§ **TO DO**
Retype all the records with nothing changed.

§ **SUPPLIED MATERIAL**
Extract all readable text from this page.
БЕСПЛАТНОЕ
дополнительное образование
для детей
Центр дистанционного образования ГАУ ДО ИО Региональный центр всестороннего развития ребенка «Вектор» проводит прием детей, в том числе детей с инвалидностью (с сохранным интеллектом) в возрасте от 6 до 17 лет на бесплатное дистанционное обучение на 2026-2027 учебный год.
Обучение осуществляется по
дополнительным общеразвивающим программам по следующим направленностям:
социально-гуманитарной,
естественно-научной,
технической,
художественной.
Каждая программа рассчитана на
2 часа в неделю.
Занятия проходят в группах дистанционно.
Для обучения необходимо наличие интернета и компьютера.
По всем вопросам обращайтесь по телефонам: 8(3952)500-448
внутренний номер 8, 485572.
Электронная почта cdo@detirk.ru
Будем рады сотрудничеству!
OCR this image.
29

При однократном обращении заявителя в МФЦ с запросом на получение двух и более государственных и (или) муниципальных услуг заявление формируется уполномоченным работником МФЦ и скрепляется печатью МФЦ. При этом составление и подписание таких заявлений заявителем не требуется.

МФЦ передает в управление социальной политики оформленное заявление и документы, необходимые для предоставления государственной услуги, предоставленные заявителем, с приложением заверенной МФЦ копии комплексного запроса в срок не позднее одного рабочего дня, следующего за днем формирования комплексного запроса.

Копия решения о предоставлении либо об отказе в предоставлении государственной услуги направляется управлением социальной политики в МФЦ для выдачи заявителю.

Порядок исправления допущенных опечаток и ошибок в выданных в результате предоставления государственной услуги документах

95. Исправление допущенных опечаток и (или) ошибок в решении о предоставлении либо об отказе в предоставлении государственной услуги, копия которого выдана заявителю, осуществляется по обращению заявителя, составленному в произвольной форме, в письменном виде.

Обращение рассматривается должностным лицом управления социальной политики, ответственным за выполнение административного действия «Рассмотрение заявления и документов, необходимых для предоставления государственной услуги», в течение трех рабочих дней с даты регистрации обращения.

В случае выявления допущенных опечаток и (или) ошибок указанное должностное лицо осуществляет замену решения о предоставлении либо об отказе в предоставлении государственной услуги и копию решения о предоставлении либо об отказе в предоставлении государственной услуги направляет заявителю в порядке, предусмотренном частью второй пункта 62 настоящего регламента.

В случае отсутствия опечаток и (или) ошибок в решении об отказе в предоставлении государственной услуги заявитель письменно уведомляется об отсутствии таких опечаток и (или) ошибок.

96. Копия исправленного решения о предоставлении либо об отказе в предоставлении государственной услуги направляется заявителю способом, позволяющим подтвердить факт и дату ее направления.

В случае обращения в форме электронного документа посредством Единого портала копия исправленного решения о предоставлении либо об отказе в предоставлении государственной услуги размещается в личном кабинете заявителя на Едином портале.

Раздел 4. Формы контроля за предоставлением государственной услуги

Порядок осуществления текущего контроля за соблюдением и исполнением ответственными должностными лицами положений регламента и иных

§ **RESPONSE FOR THIS EXERCISE**
Extract all readable text from this page.
БЕСПЛАТНОЕ
дополнительное образование
для детей
Центр дистанционного образования ГАУ ДО ИО Региональный центр всестороннего развития ребенка «Вектор» проводит прием детей, в том числе детей с инвалидностью (с сохранным интеллектом) в возрасте от 6 до 17 лет на бесплатное дистанционное обучение на 2026-2027 учебный год.
Обучение осуществляется по
дополнительным общеразвивающим программам по следующим направленностям:
социально-гуманитарной,
естественно-научной,
технической,
художественной.
Каждая программа рассчитана на
2 часа в неделю.
Занятия проходят в группах дистанционно.
Для обучения необходимо наличие интернета и компьютера.
По всем вопросам обращайтесь по телефонам: 8(3952)500-448
внутренний номер 8, 485572.
Электронная почта cdo@detirk.ru
Будем рады сотрудничеству!
OCR this image.
29

При однократном обращении заявителя в МФЦ с запросом на получение двух и более государственных и (или) муниципальных услуг заявление формируется уполномоченным работником МФЦ и скрепляется печатью МФЦ. При этом составление и подписание таких заявлений заявителем не требуется.

МФЦ передает в управление социальной политики оформленное заявление и документы, необходимые для предоставления государственной услуги, предоставленные заявителем, с приложением заверенной МФЦ копии комплексного запроса в срок не позднее одного рабочего дня, следующего за днем формирования комплексного запроса.

Копия решения о предоставлении либо об отказе в предоставлении государственной услуги направляется управлением социальной политики в МФЦ для выдачи заявителю.

Порядок исправления допущенных опечаток и ошибок в выданных в результате предоставления государственной услуги документах

95. Исправление допущенных опечаток и (или) ошибок в решении о предоставлении либо об отказе в предоставлении государственной услуги, копия которого выдана заявителю, осуществляется по обращению заявителя, составленному в произвольной форме, в письменном виде.

Обращение рассматривается должностным лицом управления социальной политики, ответственным за выполнение административного действия «Рассмотрение заявления и документов, необходимых для предоставления государственной услуги», в течение трех рабочих дней с даты регистрации обращения.

В случае выявления допущенных опечаток и (или) ошибок указанное должностное лицо осуществляет замену решения о предоставлении либо об отказе в предоставлении государственной услуги и копию решения о предоставлении либо об отказе в предоставлении государственной услуги направляет заявителю в порядке, предусмотренном частью второй пункта 62 настоящего регламента.

В случае отсутствия опечаток и (или) ошибок в решении об отказе в предоставлении государственной услуги заявитель письменно уведомляется об отсутствии таких опечаток и (или) ошибок.

96. Копия исправленного решения о предоставлении либо об отказе в предоставлении государственной услуги направляется заявителю способом, позволяющим подтвердить факт и дату ее направления.

В случае обращения в форме электронного документа посредством Единого портала копия исправленного решения о предоставлении либо об отказе в предоставлении государственной услуги размещается в личном кабинете заявителя на Едином портале.

Раздел 4. Формы контроля за предоставлением государственной услуги

Порядок осуществления текущего контроля за соблюдением и исполнением ответственными должностными лицами положений регламента и иных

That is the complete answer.